◆ YOUR TASK
Repeat the records below exactly, leaving out any pictures.

Stored data entries:
-.-.-

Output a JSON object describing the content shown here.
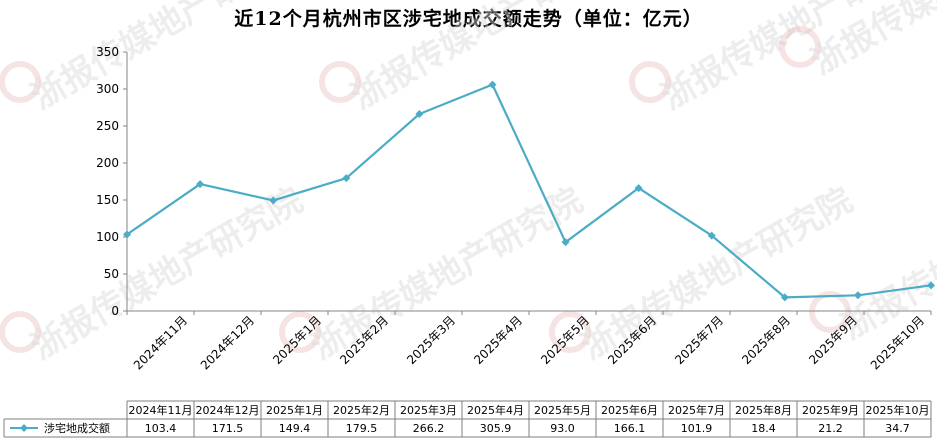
{
  "chart_data": {
    "type": "line",
    "title": "近12个月杭州市区涉宅地成交额走势（单位：亿元）",
    "categories": [
      "2024年11月",
      "2024年12月",
      "2025年1月",
      "2025年2月",
      "2025年3月",
      "2025年4月",
      "2025年5月",
      "2025年6月",
      "2025年7月",
      "2025年8月",
      "2025年9月",
      "2025年10月"
    ],
    "series": [
      {
        "name": "涉宅地成交额",
        "values": [
          103.4,
          171.5,
          149.4,
          179.5,
          266.2,
          305.9,
          93.0,
          166.1,
          101.9,
          18.4,
          21.2,
          34.7
        ]
      }
    ],
    "table_values": [
      "103.4",
      "171.5",
      "149.4",
      "179.5",
      "266.2",
      "305.9",
      "93.0",
      "166.1",
      "101.9",
      "18.4",
      "21.2",
      "34.7"
    ],
    "yticks": [
      "0",
      "50",
      "100",
      "150",
      "200",
      "250",
      "300",
      "350"
    ],
    "ylim": [
      0,
      350
    ],
    "grid": false,
    "legend": "data-table-left",
    "series_color": "#4bacc6",
    "watermark_text": "浙报传媒地产研究院"
  }
}
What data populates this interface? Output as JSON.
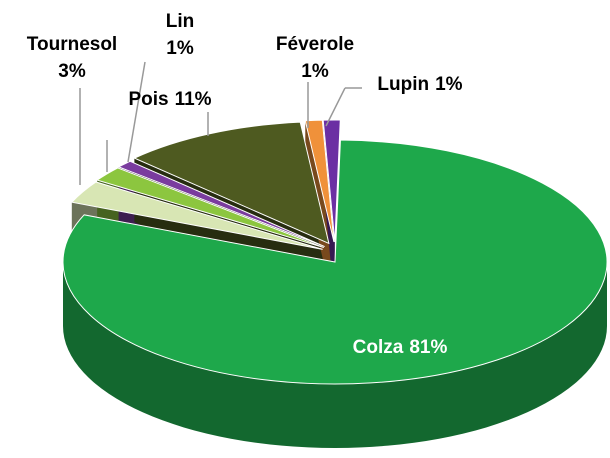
{
  "chart_data": {
    "type": "pie3d",
    "categories": [
      "Colza",
      "Tournesol",
      null,
      "Lin",
      "Pois",
      "Féverole",
      "Lupin"
    ],
    "values": [
      81,
      3,
      2,
      1,
      11,
      1,
      1
    ],
    "value_labels": [
      "81%",
      "3%",
      null,
      "1%",
      "11%",
      "1%",
      "1%"
    ],
    "colors": [
      "#1ea84b",
      "#d8e6b4",
      "#8cc63f",
      "#7a3c9e",
      "#4e5a20",
      "#f0913a",
      "#6b2fa3"
    ]
  }
}
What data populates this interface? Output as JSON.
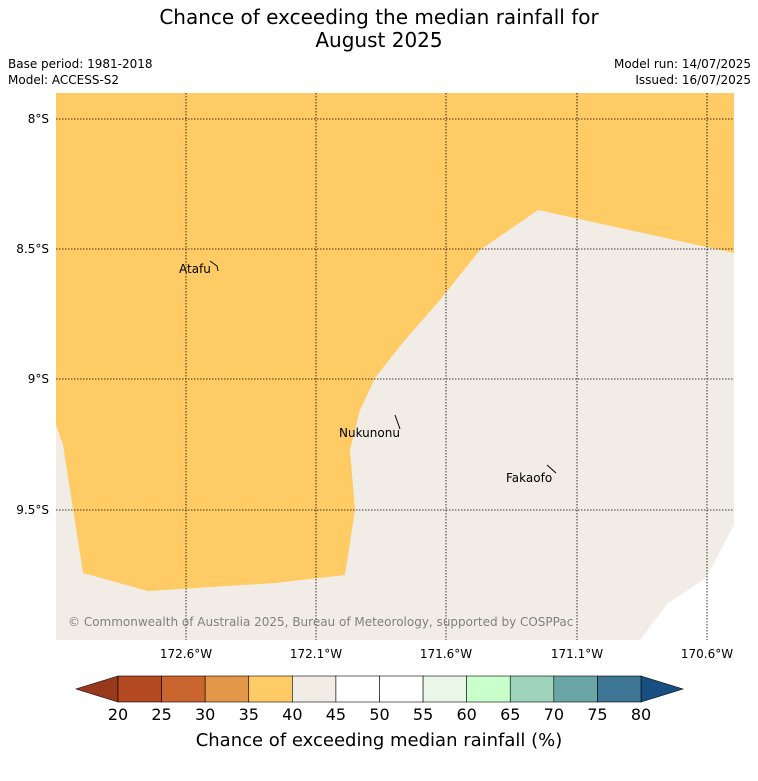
{
  "title": {
    "line1": "Chance of exceeding the median rainfall for",
    "line2": "August 2025"
  },
  "meta": {
    "base_period": "Base period: 1981-2018",
    "model": "Model: ACCESS-S2",
    "model_run": "Model run: 14/07/2025",
    "issued": "Issued: 16/07/2025"
  },
  "map": {
    "lat_labels": [
      "8°S",
      "8.5°S",
      "9°S",
      "9.5°S"
    ],
    "lon_labels": [
      "172.6°W",
      "172.1°W",
      "171.6°W",
      "171.1°W",
      "170.6°W"
    ],
    "places": [
      "Atafu",
      "Nukunonu",
      "Fakaofo"
    ],
    "copyright": "© Commonwealth of Australia 2025, Bureau of Meteorology, supported by COSPPac",
    "colors": {
      "zone_35_40": "#fecb65",
      "zone_40_45": "#f1ece6",
      "outside": "#ffffff"
    }
  },
  "colorbar": {
    "ticks": [
      "20",
      "25",
      "30",
      "35",
      "40",
      "45",
      "50",
      "55",
      "60",
      "65",
      "70",
      "75",
      "80"
    ],
    "colors": [
      "#b34a22",
      "#cb6530",
      "#e39749",
      "#fecb65",
      "#f1ece6",
      "#ffffff",
      "#ffffff",
      "#eaf6e9",
      "#c9ffcb",
      "#9ed3bc",
      "#6ba6a6",
      "#3e7696"
    ],
    "under_color": "#98391e",
    "over_color": "#184f82",
    "label": "Chance of exceeding median rainfall (%)"
  }
}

-.-.-

◆ RESULT OF THIS TASK
Output a JSON object describing the content shown here.
{
  "chart_data": {
    "type": "line",
    "title": "近12个月杭州市区涉宅地成交额走势（单位：亿元）",
    "categories": [
      "2024年11月",
      "2024年12月",
      "2025年1月",
      "2025年2月",
      "2025年3月",
      "2025年4月",
      "2025年5月",
      "2025年6月",
      "2025年7月",
      "2025年8月",
      "2025年9月",
      "2025年10月"
    ],
    "series": [
      {
        "name": "涉宅地成交额",
        "values": [
          103.4,
          171.5,
          149.4,
          179.5,
          266.2,
          305.9,
          93.0,
          166.1,
          101.9,
          18.4,
          21.2,
          34.7
        ]
      }
    ],
    "table_values": [
      "103.4",
      "171.5",
      "149.4",
      "179.5",
      "266.2",
      "305.9",
      "93.0",
      "166.1",
      "101.9",
      "18.4",
      "21.2",
      "34.7"
    ],
    "yticks": [
      "0",
      "50",
      "100",
      "150",
      "200",
      "250",
      "300",
      "350"
    ],
    "ylim": [
      0,
      350
    ],
    "grid": false,
    "legend": "data-table-left",
    "series_color": "#4bacc6",
    "watermark_text": "浙报传媒地产研究院"
  }
}
What data populates this interface? Output as JSON.
{
  "chart_data": {
    "type": "pie3d",
    "categories": [
      "Colza",
      "Tournesol",
      null,
      "Lin",
      "Pois",
      "Féverole",
      "Lupin"
    ],
    "values": [
      81,
      3,
      2,
      1,
      11,
      1,
      1
    ],
    "value_labels": [
      "81%",
      "3%",
      null,
      "1%",
      "11%",
      "1%",
      "1%"
    ],
    "colors": [
      "#1ea84b",
      "#d8e6b4",
      "#8cc63f",
      "#7a3c9e",
      "#4e5a20",
      "#f0913a",
      "#6b2fa3"
    ]
  }
}
What data populates this interface? Output as JSON.
{
  "title": {
    "line1": "Chance of exceeding the median rainfall for",
    "line2": "August 2025"
  },
  "meta": {
    "base_period": "Base period: 1981-2018",
    "model": "Model: ACCESS-S2",
    "model_run": "Model run: 14/07/2025",
    "issued": "Issued: 16/07/2025"
  },
  "map": {
    "lat_labels": [
      "8°S",
      "8.5°S",
      "9°S",
      "9.5°S"
    ],
    "lon_labels": [
      "172.6°W",
      "172.1°W",
      "171.6°W",
      "171.1°W",
      "170.6°W"
    ],
    "places": [
      "Atafu",
      "Nukunonu",
      "Fakaofo"
    ],
    "copyright": "© Commonwealth of Australia 2025, Bureau of Meteorology, supported by COSPPac",
    "colors": {
      "zone_35_40": "#fecb65",
      "zone_40_45": "#f1ece6",
      "outside": "#ffffff"
    }
  },
  "colorbar": {
    "ticks": [
      "20",
      "25",
      "30",
      "35",
      "40",
      "45",
      "50",
      "55",
      "60",
      "65",
      "70",
      "75",
      "80"
    ],
    "colors": [
      "#b34a22",
      "#cb6530",
      "#e39749",
      "#fecb65",
      "#f1ece6",
      "#ffffff",
      "#ffffff",
      "#eaf6e9",
      "#c9ffcb",
      "#9ed3bc",
      "#6ba6a6",
      "#3e7696"
    ],
    "under_color": "#98391e",
    "over_color": "#184f82",
    "label": "Chance of exceeding median rainfall (%)"
  }
}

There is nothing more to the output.